[Start]

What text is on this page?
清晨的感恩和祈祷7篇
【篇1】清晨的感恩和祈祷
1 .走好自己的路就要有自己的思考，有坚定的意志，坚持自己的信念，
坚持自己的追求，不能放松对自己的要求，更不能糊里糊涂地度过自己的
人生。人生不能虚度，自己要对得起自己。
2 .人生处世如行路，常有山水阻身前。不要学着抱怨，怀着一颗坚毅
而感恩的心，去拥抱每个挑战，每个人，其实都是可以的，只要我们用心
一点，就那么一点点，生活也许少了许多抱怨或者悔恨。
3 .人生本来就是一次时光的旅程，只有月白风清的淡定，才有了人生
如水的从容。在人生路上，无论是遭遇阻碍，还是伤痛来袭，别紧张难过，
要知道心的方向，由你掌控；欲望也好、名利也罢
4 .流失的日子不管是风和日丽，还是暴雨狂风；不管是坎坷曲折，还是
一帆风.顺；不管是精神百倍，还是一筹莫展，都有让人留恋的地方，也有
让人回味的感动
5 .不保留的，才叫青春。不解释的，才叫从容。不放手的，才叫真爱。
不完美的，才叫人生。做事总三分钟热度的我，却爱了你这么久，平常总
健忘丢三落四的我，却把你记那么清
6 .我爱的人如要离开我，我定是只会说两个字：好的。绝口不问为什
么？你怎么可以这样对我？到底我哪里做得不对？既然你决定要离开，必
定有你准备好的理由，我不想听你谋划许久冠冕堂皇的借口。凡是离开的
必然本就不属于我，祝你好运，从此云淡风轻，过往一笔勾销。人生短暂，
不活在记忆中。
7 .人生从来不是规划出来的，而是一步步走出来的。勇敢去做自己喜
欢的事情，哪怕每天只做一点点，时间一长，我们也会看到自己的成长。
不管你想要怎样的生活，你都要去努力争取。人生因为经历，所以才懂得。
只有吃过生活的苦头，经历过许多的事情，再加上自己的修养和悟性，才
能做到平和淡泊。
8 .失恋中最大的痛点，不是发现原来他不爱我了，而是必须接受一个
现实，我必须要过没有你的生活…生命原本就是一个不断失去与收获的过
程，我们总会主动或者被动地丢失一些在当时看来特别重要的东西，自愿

[End]

Requirement: Output all of the data again, exactly.

The answer:
What text is on this page?
清晨的感恩和祈祷7篇
【篇1】清晨的感恩和祈祷
1 .走好自己的路就要有自己的思考，有坚定的意志，坚持自己的信念，
坚持自己的追求，不能放松对自己的要求，更不能糊里糊涂地度过自己的
人生。人生不能虚度，自己要对得起自己。
2 .人生处世如行路，常有山水阻身前。不要学着抱怨，怀着一颗坚毅
而感恩的心，去拥抱每个挑战，每个人，其实都是可以的，只要我们用心
一点，就那么一点点，生活也许少了许多抱怨或者悔恨。
3 .人生本来就是一次时光的旅程，只有月白风清的淡定，才有了人生
如水的从容。在人生路上，无论是遭遇阻碍，还是伤痛来袭，别紧张难过，
要知道心的方向，由你掌控；欲望也好、名利也罢
4 .流失的日子不管是风和日丽，还是暴雨狂风；不管是坎坷曲折，还是
一帆风.顺；不管是精神百倍，还是一筹莫展，都有让人留恋的地方，也有
让人回味的感动
5 .不保留的，才叫青春。不解释的，才叫从容。不放手的，才叫真爱。
不完美的，才叫人生。做事总三分钟热度的我，却爱了你这么久，平常总
健忘丢三落四的我，却把你记那么清
6 .我爱的人如要离开我，我定是只会说两个字：好的。绝口不问为什
么？你怎么可以这样对我？到底我哪里做得不对？既然你决定要离开，必
定有你准备好的理由，我不想听你谋划许久冠冕堂皇的借口。凡是离开的
必然本就不属于我，祝你好运，从此云淡风轻，过往一笔勾销。人生短暂，
不活在记忆中。
7 .人生从来不是规划出来的，而是一步步走出来的。勇敢去做自己喜
欢的事情，哪怕每天只做一点点，时间一长，我们也会看到自己的成长。
不管你想要怎样的生活，你都要去努力争取。人生因为经历，所以才懂得。
只有吃过生活的苦头，经历过许多的事情，再加上自己的修养和悟性，才
能做到平和淡泊。
8 .失恋中最大的痛点，不是发现原来他不爱我了，而是必须接受一个
现实，我必须要过没有你的生活…生命原本就是一个不断失去与收获的过
程，我们总会主动或者被动地丢失一些在当时看来特别重要的东西，自愿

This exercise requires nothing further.